▶ Instructions for the task
Scan the data below and pick out the lines containing the word "ylabel".

[Some records]

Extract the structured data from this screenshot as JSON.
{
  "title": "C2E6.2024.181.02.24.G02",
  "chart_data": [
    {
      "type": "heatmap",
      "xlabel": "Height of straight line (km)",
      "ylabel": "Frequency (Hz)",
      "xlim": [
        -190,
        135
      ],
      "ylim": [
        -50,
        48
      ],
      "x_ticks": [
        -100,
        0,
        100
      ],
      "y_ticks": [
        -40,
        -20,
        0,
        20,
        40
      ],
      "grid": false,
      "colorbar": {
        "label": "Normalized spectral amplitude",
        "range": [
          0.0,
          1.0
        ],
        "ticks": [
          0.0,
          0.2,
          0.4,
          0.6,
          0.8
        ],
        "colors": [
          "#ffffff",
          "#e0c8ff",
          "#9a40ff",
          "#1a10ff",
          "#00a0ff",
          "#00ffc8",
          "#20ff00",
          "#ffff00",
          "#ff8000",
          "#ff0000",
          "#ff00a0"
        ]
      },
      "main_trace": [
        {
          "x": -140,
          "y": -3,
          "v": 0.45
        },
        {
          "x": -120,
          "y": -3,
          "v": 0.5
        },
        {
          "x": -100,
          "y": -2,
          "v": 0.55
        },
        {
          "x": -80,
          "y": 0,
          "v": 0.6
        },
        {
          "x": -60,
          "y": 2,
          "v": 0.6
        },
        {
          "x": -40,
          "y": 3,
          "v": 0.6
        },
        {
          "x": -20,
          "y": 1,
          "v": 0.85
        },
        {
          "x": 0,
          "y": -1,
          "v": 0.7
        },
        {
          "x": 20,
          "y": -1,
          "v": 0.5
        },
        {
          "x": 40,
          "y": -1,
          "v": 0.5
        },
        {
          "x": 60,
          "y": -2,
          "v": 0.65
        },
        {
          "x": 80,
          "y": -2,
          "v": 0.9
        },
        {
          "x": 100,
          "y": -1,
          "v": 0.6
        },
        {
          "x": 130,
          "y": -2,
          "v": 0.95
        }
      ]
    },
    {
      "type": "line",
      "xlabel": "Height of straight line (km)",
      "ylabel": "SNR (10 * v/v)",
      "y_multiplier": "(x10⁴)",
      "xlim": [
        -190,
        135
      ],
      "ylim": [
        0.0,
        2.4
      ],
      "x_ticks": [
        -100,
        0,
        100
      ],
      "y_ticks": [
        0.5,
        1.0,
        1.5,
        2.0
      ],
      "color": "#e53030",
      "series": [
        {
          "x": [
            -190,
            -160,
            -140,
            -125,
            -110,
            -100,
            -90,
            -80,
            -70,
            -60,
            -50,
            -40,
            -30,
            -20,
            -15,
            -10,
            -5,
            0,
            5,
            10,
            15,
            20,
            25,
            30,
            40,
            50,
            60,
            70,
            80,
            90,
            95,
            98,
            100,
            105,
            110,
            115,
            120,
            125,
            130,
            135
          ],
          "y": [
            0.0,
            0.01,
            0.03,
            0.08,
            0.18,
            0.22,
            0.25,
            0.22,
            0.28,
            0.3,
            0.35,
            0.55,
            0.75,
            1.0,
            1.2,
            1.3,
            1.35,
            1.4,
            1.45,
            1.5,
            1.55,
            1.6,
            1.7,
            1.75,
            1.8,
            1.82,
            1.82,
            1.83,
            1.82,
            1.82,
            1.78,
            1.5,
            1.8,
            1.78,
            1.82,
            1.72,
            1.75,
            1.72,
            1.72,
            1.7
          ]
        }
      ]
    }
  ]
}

▶ Problem solution
      "ylabel": "Frequency (Hz)",
      "ylabel": "SNR (10 * v/v)",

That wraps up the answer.